• **TO BE DONE**
Reproduce every record below exactly as written, leaving out any pictures.

Records from a data source
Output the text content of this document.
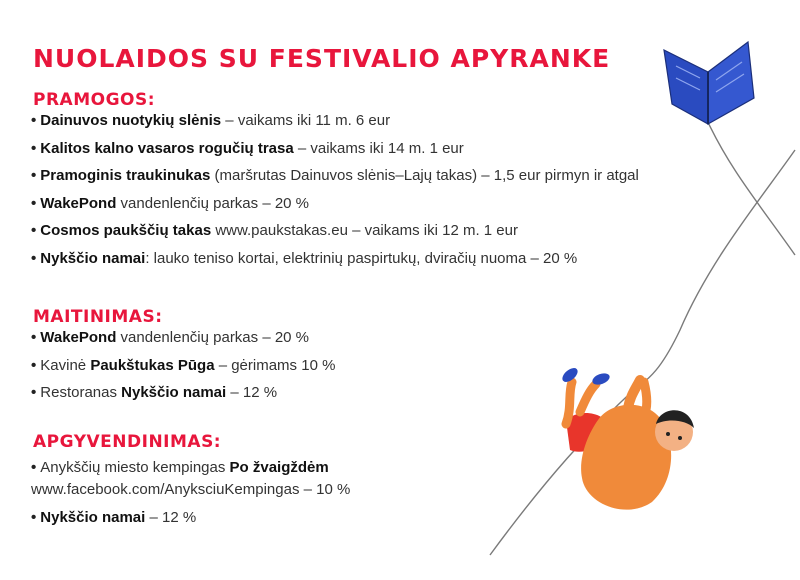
NUOLAIDOS SU FESTIVALIO APYRANKE
PRAMOGOS:
• Dainuvos nuotykių slėnis – vaikams iki 11 m. 6 eur
• Kalitos kalno vasaros rogučių trasa – vaikams iki 14 m. 1 eur
• Pramoginis traukinukas (maršrutas Dainuvos slėnis–Lajų takas) – 1,5 eur pirmyn ir atgal
• WakePond vandenlenčių parkas – 20 %
• Cosmos paukščių takas www.paukstakas.eu – vaikams iki 12 m. 1 eur
• Nykščio namai: lauko teniso kortai, elektrinių paspirtukų, dviračių nuoma – 20 %
MAITINIMAS:
• WakePond vandenlenčių parkas – 20 %
• Kavinė Paukštukas Pūga – gėrimams 10 %
• Restoranas Nykščio namai – 12 %
APGYVENDINIMAS:
• Anykščių miesto kempingas Po žvaigždėm
www.facebook.com/AnyksciuKempingas – 10 %
• Nykščio namai – 12 %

• **EXPECTED OUTPUT**
Output the text content of this document.
NUOLAIDOS SU FESTIVALIO APYRANKE
PRAMOGOS:
• Dainuvos nuotykių slėnis – vaikams iki 11 m. 6 eur
• Kalitos kalno vasaros rogučių trasa – vaikams iki 14 m. 1 eur
• Pramoginis traukinukas (maršrutas Dainuvos slėnis–Lajų takas) – 1,5 eur pirmyn ir atgal
• WakePond vandenlenčių parkas – 20 %
• Cosmos paukščių takas www.paukstakas.eu – vaikams iki 12 m. 1 eur
• Nykščio namai: lauko teniso kortai, elektrinių paspirtukų, dviračių nuoma – 20 %
MAITINIMAS:
• WakePond vandenlenčių parkas – 20 %
• Kavinė Paukštukas Pūga – gėrimams 10 %
• Restoranas Nykščio namai – 12 %
APGYVENDINIMAS:
• Anykščių miesto kempingas Po žvaigždėm
www.facebook.com/AnyksciuKempingas – 10 %
• Nykščio namai – 12 %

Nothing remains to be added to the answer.